What the task asks >>
Take every line from the listing below that contains "JSON".

-- start of Data for the task --

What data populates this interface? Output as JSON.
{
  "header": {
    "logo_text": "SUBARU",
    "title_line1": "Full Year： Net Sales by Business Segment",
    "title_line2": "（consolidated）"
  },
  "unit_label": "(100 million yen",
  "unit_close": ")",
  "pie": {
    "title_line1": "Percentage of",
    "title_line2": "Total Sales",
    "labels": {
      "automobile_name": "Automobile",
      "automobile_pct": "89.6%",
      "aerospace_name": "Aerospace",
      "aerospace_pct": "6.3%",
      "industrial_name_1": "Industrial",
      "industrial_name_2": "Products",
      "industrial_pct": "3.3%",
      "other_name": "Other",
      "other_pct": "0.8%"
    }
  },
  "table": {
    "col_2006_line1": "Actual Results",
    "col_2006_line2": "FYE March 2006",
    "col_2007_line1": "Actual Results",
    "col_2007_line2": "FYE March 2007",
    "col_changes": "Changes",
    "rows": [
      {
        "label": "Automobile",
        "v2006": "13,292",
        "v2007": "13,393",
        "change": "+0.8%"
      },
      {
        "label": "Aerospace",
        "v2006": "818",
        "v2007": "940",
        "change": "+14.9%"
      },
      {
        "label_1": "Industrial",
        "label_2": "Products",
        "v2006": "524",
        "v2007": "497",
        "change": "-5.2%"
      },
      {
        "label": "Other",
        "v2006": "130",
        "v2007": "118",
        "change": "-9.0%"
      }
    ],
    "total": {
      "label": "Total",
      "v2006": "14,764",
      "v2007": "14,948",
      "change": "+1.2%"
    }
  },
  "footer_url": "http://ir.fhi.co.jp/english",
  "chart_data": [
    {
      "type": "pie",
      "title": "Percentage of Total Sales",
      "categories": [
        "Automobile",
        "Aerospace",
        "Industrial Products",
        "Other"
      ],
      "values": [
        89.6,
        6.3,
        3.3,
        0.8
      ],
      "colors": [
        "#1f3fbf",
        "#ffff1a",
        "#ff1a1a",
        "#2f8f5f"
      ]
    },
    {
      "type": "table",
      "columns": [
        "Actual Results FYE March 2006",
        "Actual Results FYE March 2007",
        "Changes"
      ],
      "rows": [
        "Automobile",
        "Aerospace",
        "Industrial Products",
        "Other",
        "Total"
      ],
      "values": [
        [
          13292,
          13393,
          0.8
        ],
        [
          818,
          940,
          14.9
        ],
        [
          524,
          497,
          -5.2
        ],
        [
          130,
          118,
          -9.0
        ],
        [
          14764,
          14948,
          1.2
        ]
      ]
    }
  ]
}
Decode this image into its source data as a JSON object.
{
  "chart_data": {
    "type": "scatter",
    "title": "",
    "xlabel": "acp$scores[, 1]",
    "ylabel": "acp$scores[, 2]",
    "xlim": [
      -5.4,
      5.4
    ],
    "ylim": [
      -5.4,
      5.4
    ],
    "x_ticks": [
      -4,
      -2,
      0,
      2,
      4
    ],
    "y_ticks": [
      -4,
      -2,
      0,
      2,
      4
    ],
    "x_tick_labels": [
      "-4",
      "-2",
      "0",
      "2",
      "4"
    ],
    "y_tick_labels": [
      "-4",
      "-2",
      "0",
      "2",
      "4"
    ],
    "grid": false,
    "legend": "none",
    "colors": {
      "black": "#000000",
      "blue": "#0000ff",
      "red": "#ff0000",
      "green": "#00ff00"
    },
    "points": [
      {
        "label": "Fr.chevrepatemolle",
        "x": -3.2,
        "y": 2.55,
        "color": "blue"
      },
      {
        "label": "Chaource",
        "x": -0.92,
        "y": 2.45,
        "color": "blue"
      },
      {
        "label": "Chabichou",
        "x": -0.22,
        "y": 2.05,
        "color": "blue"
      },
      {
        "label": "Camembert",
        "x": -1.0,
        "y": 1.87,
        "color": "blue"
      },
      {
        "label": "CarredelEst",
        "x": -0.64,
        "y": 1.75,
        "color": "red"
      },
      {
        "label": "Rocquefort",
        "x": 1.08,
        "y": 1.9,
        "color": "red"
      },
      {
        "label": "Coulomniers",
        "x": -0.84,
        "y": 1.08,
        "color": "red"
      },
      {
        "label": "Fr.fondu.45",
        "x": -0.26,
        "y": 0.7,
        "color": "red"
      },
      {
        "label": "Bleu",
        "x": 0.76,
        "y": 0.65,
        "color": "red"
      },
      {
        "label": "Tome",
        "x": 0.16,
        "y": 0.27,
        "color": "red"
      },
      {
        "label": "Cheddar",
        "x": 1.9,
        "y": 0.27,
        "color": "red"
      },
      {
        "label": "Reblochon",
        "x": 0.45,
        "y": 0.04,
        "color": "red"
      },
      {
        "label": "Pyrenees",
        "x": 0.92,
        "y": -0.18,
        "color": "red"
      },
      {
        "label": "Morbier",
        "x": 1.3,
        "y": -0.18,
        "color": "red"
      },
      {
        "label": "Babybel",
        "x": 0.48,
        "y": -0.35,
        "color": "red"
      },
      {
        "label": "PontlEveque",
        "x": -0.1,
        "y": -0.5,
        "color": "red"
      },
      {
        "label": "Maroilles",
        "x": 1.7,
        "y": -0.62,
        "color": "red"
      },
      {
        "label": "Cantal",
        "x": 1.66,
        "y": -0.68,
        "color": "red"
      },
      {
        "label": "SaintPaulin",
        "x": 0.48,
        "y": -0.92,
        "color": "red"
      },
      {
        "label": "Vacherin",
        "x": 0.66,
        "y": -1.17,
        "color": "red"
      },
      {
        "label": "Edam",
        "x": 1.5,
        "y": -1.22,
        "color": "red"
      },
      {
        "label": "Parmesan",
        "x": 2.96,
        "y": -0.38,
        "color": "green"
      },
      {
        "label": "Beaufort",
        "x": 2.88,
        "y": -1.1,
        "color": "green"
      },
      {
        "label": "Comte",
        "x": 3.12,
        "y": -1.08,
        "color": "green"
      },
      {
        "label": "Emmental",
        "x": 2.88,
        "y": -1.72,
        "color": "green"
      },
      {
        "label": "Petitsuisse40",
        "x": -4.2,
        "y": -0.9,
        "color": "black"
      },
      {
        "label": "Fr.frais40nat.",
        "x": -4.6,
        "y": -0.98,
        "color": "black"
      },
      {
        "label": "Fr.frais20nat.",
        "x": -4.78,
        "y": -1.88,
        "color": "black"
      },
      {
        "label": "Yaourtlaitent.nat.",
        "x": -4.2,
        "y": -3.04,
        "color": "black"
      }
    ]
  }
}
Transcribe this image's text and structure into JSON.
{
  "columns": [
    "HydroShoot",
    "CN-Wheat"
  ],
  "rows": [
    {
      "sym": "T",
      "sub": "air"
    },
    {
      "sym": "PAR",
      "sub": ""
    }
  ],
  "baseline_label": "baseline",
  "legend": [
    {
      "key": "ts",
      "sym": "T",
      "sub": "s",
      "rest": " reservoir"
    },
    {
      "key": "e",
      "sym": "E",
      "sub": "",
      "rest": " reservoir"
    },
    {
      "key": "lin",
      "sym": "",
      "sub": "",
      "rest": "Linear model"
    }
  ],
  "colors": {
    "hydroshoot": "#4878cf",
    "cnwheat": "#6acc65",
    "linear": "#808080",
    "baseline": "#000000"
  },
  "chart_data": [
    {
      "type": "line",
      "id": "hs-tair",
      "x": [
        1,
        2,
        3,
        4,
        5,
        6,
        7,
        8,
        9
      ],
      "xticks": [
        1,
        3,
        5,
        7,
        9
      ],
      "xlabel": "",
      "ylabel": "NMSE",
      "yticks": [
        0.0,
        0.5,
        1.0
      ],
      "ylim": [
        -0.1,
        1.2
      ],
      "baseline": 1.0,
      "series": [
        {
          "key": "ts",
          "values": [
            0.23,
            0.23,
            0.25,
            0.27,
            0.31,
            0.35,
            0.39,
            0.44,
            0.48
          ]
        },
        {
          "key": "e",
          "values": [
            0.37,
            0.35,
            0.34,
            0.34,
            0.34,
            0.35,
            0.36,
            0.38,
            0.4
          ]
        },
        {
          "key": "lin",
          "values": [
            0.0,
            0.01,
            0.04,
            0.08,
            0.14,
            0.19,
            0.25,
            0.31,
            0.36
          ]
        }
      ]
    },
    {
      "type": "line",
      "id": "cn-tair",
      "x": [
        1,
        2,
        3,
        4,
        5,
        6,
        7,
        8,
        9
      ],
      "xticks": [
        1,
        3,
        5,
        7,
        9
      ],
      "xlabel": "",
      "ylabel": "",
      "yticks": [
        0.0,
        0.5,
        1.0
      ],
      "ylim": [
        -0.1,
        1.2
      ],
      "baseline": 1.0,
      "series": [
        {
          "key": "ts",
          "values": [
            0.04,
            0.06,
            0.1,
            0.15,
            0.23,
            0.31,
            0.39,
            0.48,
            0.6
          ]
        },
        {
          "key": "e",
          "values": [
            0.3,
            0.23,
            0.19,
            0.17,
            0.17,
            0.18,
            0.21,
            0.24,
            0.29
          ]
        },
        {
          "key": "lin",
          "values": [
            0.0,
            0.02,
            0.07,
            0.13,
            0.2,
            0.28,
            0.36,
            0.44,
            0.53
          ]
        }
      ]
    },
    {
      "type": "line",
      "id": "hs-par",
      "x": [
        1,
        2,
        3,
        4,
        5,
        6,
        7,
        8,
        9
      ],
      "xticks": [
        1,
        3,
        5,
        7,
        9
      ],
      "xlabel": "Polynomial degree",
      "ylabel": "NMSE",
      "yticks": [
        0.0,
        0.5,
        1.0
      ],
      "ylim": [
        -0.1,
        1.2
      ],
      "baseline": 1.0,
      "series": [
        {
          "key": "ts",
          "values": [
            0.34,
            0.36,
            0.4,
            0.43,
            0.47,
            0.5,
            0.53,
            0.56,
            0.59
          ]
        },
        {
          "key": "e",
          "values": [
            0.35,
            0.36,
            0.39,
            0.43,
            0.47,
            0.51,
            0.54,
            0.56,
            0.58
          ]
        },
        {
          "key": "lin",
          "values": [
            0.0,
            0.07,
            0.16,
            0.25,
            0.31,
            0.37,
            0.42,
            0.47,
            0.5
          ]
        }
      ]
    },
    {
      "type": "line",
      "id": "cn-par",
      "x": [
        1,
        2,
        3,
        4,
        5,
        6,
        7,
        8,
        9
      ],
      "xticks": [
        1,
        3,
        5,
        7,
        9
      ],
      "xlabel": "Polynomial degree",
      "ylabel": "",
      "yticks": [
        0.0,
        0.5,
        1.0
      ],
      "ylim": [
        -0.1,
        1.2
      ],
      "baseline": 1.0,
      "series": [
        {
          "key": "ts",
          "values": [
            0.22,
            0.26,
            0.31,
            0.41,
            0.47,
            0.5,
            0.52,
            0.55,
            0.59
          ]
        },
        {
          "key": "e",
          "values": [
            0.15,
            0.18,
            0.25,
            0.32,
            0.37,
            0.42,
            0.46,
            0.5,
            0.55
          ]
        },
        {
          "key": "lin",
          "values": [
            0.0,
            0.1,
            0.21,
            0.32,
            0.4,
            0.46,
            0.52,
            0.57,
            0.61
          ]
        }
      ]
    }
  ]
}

-- end of Data for the task --

Result of the task >>
What data populates this interface? Output as JSON.
Decode this image into its source data as a JSON object.
Transcribe this image's text and structure into JSON.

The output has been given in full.